>> Begin Given records

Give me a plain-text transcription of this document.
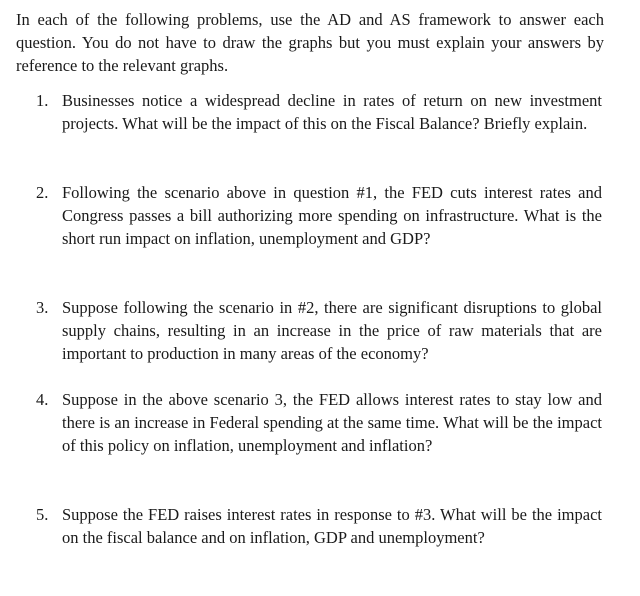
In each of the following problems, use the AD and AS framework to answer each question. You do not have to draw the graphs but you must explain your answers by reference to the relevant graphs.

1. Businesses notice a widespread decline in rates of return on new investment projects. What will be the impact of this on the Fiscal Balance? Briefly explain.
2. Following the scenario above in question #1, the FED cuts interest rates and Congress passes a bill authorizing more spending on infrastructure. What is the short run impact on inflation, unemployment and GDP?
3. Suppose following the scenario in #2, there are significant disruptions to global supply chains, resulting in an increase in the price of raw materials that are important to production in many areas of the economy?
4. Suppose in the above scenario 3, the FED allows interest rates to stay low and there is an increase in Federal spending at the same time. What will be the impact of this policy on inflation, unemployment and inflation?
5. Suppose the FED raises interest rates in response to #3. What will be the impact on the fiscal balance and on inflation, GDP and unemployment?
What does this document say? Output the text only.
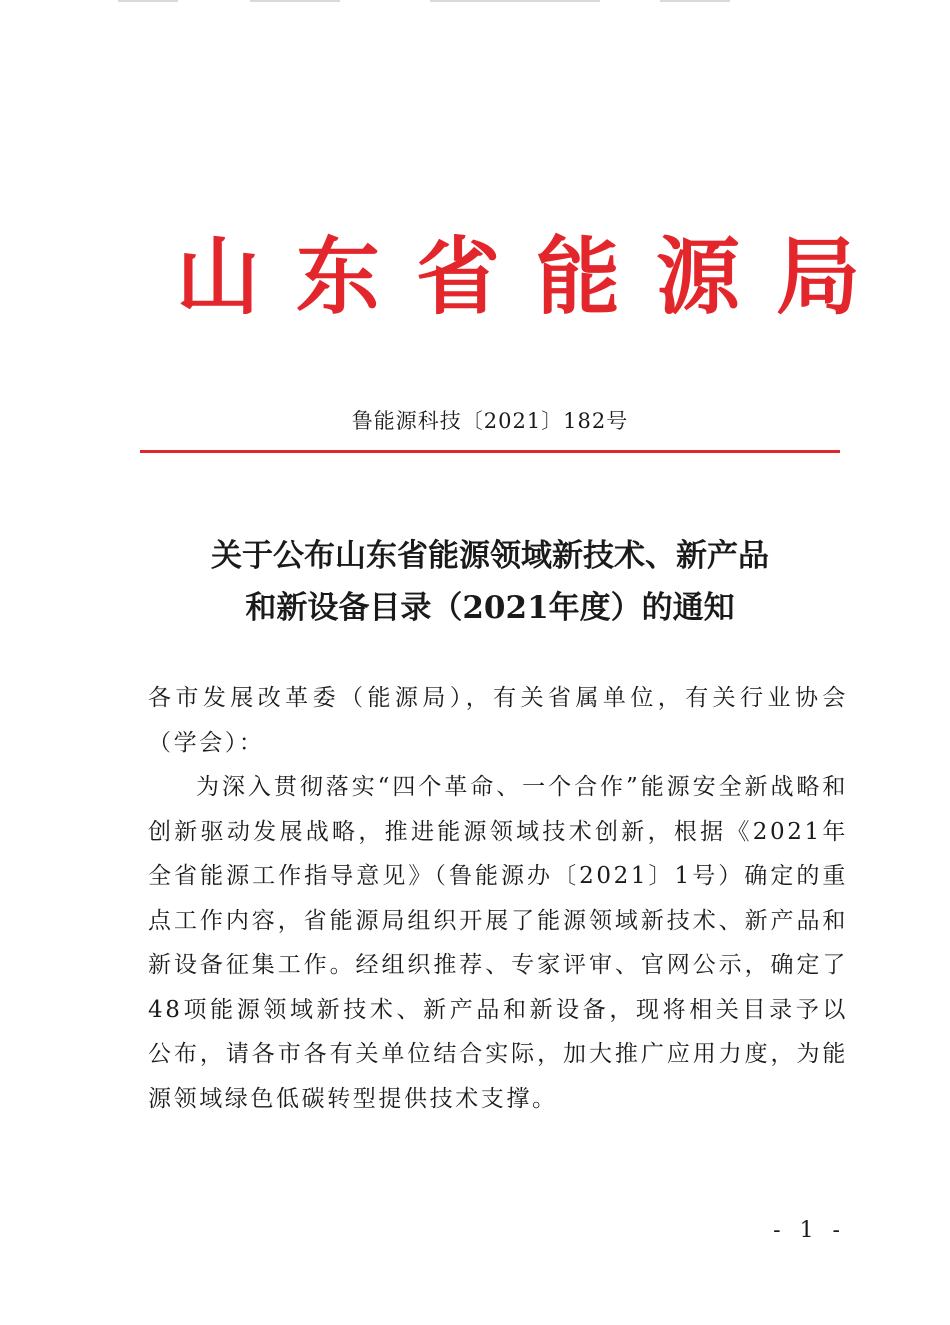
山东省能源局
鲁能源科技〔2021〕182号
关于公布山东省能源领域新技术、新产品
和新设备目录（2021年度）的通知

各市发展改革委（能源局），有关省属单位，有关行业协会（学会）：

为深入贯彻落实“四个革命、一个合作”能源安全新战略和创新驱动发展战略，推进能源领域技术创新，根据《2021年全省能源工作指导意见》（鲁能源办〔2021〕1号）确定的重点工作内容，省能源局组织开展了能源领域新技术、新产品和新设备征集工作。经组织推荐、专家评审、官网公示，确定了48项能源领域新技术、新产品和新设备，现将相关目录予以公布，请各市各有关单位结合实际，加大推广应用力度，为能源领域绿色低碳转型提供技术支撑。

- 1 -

>> End Given records

Goal: In the listing, find every line containing the word "explain" and list it.

Result of the exercise:
In each of the following problems, use the AD and AS framework to answer each question. You do not have to draw the graphs but you must explain your answers by reference to the relevant graphs.
1. Businesses notice a widespread decline in rates of return on new investment projects. What will be the impact of this on the Fiscal Balance? Briefly explain.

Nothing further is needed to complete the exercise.